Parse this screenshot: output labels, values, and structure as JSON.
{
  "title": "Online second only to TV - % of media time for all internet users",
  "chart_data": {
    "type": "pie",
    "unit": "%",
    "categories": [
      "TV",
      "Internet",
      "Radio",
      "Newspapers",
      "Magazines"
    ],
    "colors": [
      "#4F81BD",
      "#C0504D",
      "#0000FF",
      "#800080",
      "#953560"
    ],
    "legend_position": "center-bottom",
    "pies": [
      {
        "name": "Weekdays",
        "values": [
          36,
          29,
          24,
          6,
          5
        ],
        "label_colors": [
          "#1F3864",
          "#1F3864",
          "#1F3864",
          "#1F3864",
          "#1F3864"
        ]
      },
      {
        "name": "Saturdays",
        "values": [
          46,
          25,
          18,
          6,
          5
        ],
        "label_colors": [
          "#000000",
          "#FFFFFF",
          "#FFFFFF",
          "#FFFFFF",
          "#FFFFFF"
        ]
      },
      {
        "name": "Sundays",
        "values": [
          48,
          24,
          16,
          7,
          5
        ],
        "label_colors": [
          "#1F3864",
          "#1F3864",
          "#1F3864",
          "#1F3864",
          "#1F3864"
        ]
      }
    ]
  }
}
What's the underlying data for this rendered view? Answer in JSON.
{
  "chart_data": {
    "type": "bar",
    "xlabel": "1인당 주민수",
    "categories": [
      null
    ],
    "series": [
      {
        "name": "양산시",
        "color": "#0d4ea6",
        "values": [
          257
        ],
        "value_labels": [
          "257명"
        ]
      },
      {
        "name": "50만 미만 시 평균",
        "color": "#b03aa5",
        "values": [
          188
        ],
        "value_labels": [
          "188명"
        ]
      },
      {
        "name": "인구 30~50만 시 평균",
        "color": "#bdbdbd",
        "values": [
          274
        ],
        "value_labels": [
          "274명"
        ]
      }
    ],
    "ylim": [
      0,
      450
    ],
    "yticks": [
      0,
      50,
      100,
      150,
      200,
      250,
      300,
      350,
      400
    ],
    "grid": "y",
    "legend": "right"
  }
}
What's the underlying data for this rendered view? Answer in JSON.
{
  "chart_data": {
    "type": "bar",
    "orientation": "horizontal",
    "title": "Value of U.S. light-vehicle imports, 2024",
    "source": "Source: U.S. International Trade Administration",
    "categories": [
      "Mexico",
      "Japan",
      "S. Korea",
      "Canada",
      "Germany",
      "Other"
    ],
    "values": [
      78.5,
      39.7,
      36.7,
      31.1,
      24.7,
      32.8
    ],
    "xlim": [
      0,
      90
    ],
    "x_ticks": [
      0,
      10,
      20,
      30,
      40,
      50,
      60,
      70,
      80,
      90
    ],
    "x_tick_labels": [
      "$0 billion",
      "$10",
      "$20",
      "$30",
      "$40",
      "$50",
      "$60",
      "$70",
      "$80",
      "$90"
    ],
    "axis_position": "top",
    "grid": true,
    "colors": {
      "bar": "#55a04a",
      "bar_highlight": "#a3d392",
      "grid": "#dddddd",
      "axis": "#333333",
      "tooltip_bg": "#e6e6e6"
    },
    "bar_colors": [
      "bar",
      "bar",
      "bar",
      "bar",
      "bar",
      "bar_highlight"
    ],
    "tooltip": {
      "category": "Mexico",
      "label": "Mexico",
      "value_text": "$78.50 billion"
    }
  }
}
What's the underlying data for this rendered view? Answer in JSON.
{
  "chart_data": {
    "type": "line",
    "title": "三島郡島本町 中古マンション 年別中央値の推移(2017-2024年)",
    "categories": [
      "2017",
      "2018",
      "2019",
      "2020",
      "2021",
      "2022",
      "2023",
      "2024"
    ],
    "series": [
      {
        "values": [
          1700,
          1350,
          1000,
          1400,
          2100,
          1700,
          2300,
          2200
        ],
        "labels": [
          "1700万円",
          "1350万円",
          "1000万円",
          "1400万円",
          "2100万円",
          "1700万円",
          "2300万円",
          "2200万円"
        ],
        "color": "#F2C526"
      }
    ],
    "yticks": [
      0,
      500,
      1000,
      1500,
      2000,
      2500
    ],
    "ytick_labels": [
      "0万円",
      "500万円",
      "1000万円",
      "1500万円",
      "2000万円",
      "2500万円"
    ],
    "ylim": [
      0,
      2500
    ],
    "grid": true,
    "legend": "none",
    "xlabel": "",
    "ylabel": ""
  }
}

▶ STATED EXERCISE:
Write down the full listing again, exactly.

▶ RESPONSE:
Parse this screenshot: output labels, values, and structure as JSON.
{
  "title": "Online second only to TV - % of media time for all internet users",
  "chart_data": {
    "type": "pie",
    "unit": "%",
    "categories": [
      "TV",
      "Internet",
      "Radio",
      "Newspapers",
      "Magazines"
    ],
    "colors": [
      "#4F81BD",
      "#C0504D",
      "#0000FF",
      "#800080",
      "#953560"
    ],
    "legend_position": "center-bottom",
    "pies": [
      {
        "name": "Weekdays",
        "values": [
          36,
          29,
          24,
          6,
          5
        ],
        "label_colors": [
          "#1F3864",
          "#1F3864",
          "#1F3864",
          "#1F3864",
          "#1F3864"
        ]
      },
      {
        "name": "Saturdays",
        "values": [
          46,
          25,
          18,
          6,
          5
        ],
        "label_colors": [
          "#000000",
          "#FFFFFF",
          "#FFFFFF",
          "#FFFFFF",
          "#FFFFFF"
        ]
      },
      {
        "name": "Sundays",
        "values": [
          48,
          24,
          16,
          7,
          5
        ],
        "label_colors": [
          "#1F3864",
          "#1F3864",
          "#1F3864",
          "#1F3864",
          "#1F3864"
        ]
      }
    ]
  }
}
What's the underlying data for this rendered view? Answer in JSON.
{
  "chart_data": {
    "type": "bar",
    "xlabel": "1인당 주민수",
    "categories": [
      null
    ],
    "series": [
      {
        "name": "양산시",
        "color": "#0d4ea6",
        "values": [
          257
        ],
        "value_labels": [
          "257명"
        ]
      },
      {
        "name": "50만 미만 시 평균",
        "color": "#b03aa5",
        "values": [
          188
        ],
        "value_labels": [
          "188명"
        ]
      },
      {
        "name": "인구 30~50만 시 평균",
        "color": "#bdbdbd",
        "values": [
          274
        ],
        "value_labels": [
          "274명"
        ]
      }
    ],
    "ylim": [
      0,
      450
    ],
    "yticks": [
      0,
      50,
      100,
      150,
      200,
      250,
      300,
      350,
      400
    ],
    "grid": "y",
    "legend": "right"
  }
}
What's the underlying data for this rendered view? Answer in JSON.
{
  "chart_data": {
    "type": "bar",
    "orientation": "horizontal",
    "title": "Value of U.S. light-vehicle imports, 2024",
    "source": "Source: U.S. International Trade Administration",
    "categories": [
      "Mexico",
      "Japan",
      "S. Korea",
      "Canada",
      "Germany",
      "Other"
    ],
    "values": [
      78.5,
      39.7,
      36.7,
      31.1,
      24.7,
      32.8
    ],
    "xlim": [
      0,
      90
    ],
    "x_ticks": [
      0,
      10,
      20,
      30,
      40,
      50,
      60,
      70,
      80,
      90
    ],
    "x_tick_labels": [
      "$0 billion",
      "$10",
      "$20",
      "$30",
      "$40",
      "$50",
      "$60",
      "$70",
      "$80",
      "$90"
    ],
    "axis_position": "top",
    "grid": true,
    "colors": {
      "bar": "#55a04a",
      "bar_highlight": "#a3d392",
      "grid": "#dddddd",
      "axis": "#333333",
      "tooltip_bg": "#e6e6e6"
    },
    "bar_colors": [
      "bar",
      "bar",
      "bar",
      "bar",
      "bar",
      "bar_highlight"
    ],
    "tooltip": {
      "category": "Mexico",
      "label": "Mexico",
      "value_text": "$78.50 billion"
    }
  }
}
What's the underlying data for this rendered view? Answer in JSON.
{
  "chart_data": {
    "type": "line",
    "title": "三島郡島本町 中古マンション 年別中央値の推移(2017-2024年)",
    "categories": [
      "2017",
      "2018",
      "2019",
      "2020",
      "2021",
      "2022",
      "2023",
      "2024"
    ],
    "series": [
      {
        "values": [
          1700,
          1350,
          1000,
          1400,
          2100,
          1700,
          2300,
          2200
        ],
        "labels": [
          "1700万円",
          "1350万円",
          "1000万円",
          "1400万円",
          "2100万円",
          "1700万円",
          "2300万円",
          "2200万円"
        ],
        "color": "#F2C526"
      }
    ],
    "yticks": [
      0,
      500,
      1000,
      1500,
      2000,
      2500
    ],
    "ytick_labels": [
      "0万円",
      "500万円",
      "1000万円",
      "1500万円",
      "2000万円",
      "2500万円"
    ],
    "ylim": [
      0,
      2500
    ],
    "grid": true,
    "legend": "none",
    "xlabel": "",
    "ylabel": ""
  }
}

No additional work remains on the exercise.